→ What this task involves: In the records below, find each line containing the word "Digital" and copy it.

** Excerpted records follows **

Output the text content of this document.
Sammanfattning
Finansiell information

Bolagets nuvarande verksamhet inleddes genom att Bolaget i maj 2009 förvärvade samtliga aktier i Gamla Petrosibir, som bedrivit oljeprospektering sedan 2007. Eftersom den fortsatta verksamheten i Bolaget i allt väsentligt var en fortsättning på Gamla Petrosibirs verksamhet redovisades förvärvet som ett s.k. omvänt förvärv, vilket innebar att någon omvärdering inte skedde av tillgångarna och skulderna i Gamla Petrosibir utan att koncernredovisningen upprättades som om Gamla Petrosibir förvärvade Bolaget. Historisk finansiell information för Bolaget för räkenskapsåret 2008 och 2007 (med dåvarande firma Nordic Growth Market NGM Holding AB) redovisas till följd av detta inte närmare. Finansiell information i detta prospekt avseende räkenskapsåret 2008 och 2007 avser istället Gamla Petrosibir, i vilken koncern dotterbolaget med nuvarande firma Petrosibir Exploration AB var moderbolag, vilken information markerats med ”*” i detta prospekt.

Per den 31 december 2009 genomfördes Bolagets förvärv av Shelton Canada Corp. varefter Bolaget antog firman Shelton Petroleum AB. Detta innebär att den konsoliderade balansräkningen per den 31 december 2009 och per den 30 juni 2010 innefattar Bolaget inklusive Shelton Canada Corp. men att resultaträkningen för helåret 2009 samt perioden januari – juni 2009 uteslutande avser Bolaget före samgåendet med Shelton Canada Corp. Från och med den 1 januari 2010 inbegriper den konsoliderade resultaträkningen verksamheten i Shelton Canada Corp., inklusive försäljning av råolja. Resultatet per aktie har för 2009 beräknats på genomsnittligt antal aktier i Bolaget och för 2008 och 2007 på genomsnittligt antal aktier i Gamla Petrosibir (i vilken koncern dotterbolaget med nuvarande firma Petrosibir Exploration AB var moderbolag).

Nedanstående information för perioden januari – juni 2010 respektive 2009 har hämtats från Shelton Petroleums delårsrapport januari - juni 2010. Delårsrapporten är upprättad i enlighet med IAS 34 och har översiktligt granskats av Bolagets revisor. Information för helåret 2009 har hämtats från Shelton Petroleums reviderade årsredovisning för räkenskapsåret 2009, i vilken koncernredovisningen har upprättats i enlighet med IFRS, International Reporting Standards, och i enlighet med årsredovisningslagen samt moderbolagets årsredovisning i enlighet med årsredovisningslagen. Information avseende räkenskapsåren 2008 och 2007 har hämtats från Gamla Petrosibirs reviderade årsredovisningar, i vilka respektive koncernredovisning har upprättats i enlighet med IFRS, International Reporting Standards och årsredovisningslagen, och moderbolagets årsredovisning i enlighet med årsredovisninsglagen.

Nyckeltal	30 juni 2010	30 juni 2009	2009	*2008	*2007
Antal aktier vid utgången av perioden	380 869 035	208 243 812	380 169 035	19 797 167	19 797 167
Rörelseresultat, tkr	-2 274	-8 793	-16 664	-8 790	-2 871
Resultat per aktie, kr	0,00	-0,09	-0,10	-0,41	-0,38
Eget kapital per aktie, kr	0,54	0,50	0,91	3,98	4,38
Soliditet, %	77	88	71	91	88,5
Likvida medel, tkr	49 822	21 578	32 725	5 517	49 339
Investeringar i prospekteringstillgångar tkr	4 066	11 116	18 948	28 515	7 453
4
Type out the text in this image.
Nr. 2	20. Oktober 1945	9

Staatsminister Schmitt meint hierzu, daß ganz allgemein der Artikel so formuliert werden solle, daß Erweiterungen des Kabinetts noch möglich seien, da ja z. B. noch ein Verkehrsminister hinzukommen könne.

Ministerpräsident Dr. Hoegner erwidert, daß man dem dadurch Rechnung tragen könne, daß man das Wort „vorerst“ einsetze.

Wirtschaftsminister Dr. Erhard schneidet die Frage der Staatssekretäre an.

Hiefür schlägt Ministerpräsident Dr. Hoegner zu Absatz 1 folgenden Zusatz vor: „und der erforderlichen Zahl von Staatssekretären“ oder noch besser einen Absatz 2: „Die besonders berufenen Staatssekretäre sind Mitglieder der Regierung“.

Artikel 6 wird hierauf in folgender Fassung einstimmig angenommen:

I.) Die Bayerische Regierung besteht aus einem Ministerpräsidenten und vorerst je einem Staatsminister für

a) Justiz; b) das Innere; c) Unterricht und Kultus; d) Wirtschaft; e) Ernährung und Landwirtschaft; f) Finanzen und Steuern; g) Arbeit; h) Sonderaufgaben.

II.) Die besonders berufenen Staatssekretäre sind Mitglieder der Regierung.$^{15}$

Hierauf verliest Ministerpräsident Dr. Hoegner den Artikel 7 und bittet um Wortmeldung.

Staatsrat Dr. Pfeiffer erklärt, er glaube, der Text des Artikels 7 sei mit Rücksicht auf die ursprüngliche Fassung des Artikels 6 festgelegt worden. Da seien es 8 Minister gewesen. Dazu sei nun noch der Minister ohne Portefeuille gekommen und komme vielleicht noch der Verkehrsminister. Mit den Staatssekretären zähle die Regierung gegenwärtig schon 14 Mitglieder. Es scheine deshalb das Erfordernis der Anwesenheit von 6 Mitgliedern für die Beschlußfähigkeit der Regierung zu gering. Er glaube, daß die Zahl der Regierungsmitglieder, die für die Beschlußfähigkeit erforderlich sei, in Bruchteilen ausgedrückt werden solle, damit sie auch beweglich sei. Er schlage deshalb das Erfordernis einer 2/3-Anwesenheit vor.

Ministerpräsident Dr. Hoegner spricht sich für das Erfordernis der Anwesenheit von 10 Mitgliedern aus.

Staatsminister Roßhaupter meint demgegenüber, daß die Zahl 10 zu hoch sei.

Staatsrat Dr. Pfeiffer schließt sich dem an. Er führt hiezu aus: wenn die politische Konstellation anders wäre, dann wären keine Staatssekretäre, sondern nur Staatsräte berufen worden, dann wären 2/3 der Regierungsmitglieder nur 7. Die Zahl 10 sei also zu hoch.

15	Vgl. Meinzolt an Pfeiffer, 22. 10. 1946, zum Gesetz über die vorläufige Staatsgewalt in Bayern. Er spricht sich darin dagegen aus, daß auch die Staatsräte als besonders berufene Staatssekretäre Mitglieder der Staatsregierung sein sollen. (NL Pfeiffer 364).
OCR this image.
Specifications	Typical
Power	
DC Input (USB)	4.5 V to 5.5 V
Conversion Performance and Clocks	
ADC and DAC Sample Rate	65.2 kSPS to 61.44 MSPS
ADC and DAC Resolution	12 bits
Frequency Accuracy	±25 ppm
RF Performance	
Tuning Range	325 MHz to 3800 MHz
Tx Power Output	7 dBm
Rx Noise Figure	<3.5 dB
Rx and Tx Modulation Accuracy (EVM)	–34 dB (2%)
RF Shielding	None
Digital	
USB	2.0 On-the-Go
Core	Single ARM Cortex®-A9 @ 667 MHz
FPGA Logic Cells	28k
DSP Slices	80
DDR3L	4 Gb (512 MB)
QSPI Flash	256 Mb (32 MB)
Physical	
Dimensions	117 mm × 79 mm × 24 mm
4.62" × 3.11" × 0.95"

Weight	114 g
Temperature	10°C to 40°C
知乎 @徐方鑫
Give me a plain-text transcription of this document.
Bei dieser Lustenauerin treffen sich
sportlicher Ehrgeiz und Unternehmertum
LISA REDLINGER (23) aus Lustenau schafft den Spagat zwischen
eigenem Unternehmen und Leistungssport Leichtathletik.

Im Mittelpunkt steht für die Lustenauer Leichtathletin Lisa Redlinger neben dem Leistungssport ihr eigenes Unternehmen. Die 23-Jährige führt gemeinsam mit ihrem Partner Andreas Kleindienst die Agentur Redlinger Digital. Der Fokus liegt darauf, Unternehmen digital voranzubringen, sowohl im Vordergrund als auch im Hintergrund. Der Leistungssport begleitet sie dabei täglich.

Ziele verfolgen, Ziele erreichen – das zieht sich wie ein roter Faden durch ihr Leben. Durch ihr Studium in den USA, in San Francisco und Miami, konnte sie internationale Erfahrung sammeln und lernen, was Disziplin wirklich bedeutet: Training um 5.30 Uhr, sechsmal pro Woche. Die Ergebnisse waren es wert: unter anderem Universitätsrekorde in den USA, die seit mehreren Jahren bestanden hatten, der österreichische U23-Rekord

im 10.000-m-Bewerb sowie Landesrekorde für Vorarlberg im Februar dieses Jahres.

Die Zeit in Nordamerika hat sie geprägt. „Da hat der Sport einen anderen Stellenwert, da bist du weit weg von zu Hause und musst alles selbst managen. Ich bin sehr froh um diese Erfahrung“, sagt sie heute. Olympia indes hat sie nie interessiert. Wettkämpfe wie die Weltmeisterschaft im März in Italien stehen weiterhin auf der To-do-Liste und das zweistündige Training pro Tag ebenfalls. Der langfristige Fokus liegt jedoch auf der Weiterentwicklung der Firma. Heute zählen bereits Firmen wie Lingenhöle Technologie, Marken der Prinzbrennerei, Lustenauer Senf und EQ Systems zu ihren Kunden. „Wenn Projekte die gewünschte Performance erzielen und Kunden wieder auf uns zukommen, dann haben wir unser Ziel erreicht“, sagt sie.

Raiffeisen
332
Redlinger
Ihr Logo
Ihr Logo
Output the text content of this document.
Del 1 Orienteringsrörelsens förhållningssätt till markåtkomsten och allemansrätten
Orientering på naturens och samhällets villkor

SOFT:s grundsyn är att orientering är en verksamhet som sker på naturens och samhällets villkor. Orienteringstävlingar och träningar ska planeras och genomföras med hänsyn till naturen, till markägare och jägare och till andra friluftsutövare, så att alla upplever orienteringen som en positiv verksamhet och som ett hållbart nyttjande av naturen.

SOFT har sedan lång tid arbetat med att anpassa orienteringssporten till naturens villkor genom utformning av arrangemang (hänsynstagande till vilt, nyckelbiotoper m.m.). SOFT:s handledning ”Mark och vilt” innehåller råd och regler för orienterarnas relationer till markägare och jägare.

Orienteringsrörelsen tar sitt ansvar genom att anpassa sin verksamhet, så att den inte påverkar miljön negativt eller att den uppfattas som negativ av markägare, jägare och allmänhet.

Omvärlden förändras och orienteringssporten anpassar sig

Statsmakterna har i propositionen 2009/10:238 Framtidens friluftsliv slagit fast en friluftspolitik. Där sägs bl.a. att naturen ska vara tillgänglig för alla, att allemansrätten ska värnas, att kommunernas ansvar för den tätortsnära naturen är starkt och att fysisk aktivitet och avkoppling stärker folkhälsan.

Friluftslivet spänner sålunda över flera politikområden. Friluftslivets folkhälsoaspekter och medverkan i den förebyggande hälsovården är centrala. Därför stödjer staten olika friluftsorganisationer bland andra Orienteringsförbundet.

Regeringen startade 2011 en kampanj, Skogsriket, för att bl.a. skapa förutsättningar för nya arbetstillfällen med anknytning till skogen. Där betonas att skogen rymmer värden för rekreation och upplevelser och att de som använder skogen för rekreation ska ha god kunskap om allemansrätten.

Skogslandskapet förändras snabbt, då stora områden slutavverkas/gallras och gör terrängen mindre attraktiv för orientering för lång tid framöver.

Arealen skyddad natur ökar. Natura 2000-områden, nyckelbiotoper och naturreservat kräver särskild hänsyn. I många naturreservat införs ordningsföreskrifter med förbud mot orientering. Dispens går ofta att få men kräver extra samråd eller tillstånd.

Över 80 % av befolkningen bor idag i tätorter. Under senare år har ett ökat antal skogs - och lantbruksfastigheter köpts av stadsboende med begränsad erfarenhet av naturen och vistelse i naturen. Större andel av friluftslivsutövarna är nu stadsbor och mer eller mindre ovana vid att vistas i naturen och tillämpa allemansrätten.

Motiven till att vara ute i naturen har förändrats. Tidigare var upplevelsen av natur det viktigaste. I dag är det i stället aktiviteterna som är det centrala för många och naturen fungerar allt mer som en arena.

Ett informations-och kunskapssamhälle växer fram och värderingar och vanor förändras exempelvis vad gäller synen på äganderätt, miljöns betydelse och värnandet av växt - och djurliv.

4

** End of Excerpted records **

→ Your solution:
Digital	
Im Mittelpunkt steht für die Lustenauer Leichtathletin Lisa Redlinger neben dem Leistungssport ihr eigenes Unternehmen. Die 23-Jährige führt gemeinsam mit ihrem Partner Andreas Kleindienst die Agentur Redlinger Digital. Der Fokus liegt darauf, Unternehmen digital voranzubringen, sowohl im Vordergrund als auch im Hintergrund. Der Leistungssport begleitet sie dabei täglich.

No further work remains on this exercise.